▶ YOUR TASK: Write out all entries word for word.

▶ EXERCISE MATERIALS:

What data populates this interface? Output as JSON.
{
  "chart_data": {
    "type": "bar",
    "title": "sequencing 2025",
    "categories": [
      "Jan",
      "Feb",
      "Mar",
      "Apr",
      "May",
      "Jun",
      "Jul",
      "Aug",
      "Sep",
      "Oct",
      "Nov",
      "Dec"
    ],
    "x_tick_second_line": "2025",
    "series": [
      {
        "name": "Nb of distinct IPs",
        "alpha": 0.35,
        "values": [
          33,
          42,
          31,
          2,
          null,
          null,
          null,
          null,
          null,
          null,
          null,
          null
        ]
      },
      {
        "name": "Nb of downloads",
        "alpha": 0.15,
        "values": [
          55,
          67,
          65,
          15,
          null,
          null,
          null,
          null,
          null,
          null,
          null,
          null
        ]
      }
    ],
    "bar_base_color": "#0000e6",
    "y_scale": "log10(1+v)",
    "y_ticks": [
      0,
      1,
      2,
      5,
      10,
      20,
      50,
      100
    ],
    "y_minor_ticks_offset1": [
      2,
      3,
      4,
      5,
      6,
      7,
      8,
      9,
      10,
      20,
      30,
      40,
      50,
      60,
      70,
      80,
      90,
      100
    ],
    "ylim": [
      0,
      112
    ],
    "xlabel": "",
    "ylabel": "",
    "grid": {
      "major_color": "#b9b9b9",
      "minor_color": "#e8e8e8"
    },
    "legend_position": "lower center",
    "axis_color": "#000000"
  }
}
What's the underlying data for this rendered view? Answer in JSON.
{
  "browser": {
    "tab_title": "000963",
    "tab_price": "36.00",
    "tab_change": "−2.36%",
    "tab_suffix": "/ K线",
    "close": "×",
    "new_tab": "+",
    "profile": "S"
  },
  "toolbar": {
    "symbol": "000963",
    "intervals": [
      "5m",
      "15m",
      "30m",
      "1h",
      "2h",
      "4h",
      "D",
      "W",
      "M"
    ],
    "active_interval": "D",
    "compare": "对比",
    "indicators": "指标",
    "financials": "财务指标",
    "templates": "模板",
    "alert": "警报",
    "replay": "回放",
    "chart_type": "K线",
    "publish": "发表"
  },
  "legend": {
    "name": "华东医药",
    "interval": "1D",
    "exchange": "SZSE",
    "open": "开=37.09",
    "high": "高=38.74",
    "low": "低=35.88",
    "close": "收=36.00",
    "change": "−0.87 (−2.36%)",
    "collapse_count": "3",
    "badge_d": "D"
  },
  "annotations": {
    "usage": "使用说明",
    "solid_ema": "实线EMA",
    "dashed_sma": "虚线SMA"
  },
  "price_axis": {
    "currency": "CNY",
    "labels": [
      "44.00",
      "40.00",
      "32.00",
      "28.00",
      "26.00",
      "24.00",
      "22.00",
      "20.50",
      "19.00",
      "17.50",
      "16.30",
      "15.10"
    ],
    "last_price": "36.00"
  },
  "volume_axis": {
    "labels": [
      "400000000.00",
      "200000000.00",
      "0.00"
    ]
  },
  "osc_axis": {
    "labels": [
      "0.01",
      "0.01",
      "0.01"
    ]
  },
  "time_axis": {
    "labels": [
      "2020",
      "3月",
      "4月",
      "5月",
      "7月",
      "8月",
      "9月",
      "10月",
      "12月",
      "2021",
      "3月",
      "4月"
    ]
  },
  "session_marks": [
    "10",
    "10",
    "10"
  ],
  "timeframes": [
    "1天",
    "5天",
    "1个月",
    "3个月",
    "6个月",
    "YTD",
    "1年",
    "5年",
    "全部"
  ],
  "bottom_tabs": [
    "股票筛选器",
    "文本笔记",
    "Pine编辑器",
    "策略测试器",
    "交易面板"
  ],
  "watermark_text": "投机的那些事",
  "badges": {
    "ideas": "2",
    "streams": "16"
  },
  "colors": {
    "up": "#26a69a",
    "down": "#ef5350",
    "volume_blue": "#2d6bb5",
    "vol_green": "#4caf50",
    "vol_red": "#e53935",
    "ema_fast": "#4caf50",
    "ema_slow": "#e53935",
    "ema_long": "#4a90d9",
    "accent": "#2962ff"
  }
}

▶ OUTPUT OF THE EXERCISE:
What data populates this interface? Output as JSON.
{
  "chart_data": {
    "type": "bar",
    "title": "sequencing 2025",
    "categories": [
      "Jan",
      "Feb",
      "Mar",
      "Apr",
      "May",
      "Jun",
      "Jul",
      "Aug",
      "Sep",
      "Oct",
      "Nov",
      "Dec"
    ],
    "x_tick_second_line": "2025",
    "series": [
      {
        "name": "Nb of distinct IPs",
        "alpha": 0.35,
        "values": [
          33,
          42,
          31,
          2,
          null,
          null,
          null,
          null,
          null,
          null,
          null,
          null
        ]
      },
      {
        "name": "Nb of downloads",
        "alpha": 0.15,
        "values": [
          55,
          67,
          65,
          15,
          null,
          null,
          null,
          null,
          null,
          null,
          null,
          null
        ]
      }
    ],
    "bar_base_color": "#0000e6",
    "y_scale": "log10(1+v)",
    "y_ticks": [
      0,
      1,
      2,
      5,
      10,
      20,
      50,
      100
    ],
    "y_minor_ticks_offset1": [
      2,
      3,
      4,
      5,
      6,
      7,
      8,
      9,
      10,
      20,
      30,
      40,
      50,
      60,
      70,
      80,
      90,
      100
    ],
    "ylim": [
      0,
      112
    ],
    "xlabel": "",
    "ylabel": "",
    "grid": {
      "major_color": "#b9b9b9",
      "minor_color": "#e8e8e8"
    },
    "legend_position": "lower center",
    "axis_color": "#000000"
  }
}
What's the underlying data for this rendered view? Answer in JSON.
{
  "browser": {
    "tab_title": "000963",
    "tab_price": "36.00",
    "tab_change": "−2.36%",
    "tab_suffix": "/ K线",
    "close": "×",
    "new_tab": "+",
    "profile": "S"
  },
  "toolbar": {
    "symbol": "000963",
    "intervals": [
      "5m",
      "15m",
      "30m",
      "1h",
      "2h",
      "4h",
      "D",
      "W",
      "M"
    ],
    "active_interval": "D",
    "compare": "对比",
    "indicators": "指标",
    "financials": "财务指标",
    "templates": "模板",
    "alert": "警报",
    "replay": "回放",
    "chart_type": "K线",
    "publish": "发表"
  },
  "legend": {
    "name": "华东医药",
    "interval": "1D",
    "exchange": "SZSE",
    "open": "开=37.09",
    "high": "高=38.74",
    "low": "低=35.88",
    "close": "收=36.00",
    "change": "−0.87 (−2.36%)",
    "collapse_count": "3",
    "badge_d": "D"
  },
  "annotations": {
    "usage": "使用说明",
    "solid_ema": "实线EMA",
    "dashed_sma": "虚线SMA"
  },
  "price_axis": {
    "currency": "CNY",
    "labels": [
      "44.00",
      "40.00",
      "32.00",
      "28.00",
      "26.00",
      "24.00",
      "22.00",
      "20.50",
      "19.00",
      "17.50",
      "16.30",
      "15.10"
    ],
    "last_price": "36.00"
  },
  "volume_axis": {
    "labels": [
      "400000000.00",
      "200000000.00",
      "0.00"
    ]
  },
  "osc_axis": {
    "labels": [
      "0.01",
      "0.01",
      "0.01"
    ]
  },
  "time_axis": {
    "labels": [
      "2020",
      "3月",
      "4月",
      "5月",
      "7月",
      "8月",
      "9月",
      "10月",
      "12月",
      "2021",
      "3月",
      "4月"
    ]
  },
  "session_marks": [
    "10",
    "10",
    "10"
  ],
  "timeframes": [
    "1天",
    "5天",
    "1个月",
    "3个月",
    "6个月",
    "YTD",
    "1年",
    "5年",
    "全部"
  ],
  "bottom_tabs": [
    "股票筛选器",
    "文本笔记",
    "Pine编辑器",
    "策略测试器",
    "交易面板"
  ],
  "watermark_text": "投机的那些事",
  "badges": {
    "ideas": "2",
    "streams": "16"
  },
  "colors": {
    "up": "#26a69a",
    "down": "#ef5350",
    "volume_blue": "#2d6bb5",
    "vol_green": "#4caf50",
    "vol_red": "#e53935",
    "ema_fast": "#4caf50",
    "ema_slow": "#e53935",
    "ema_long": "#4a90d9",
    "accent": "#2962ff"
  }
}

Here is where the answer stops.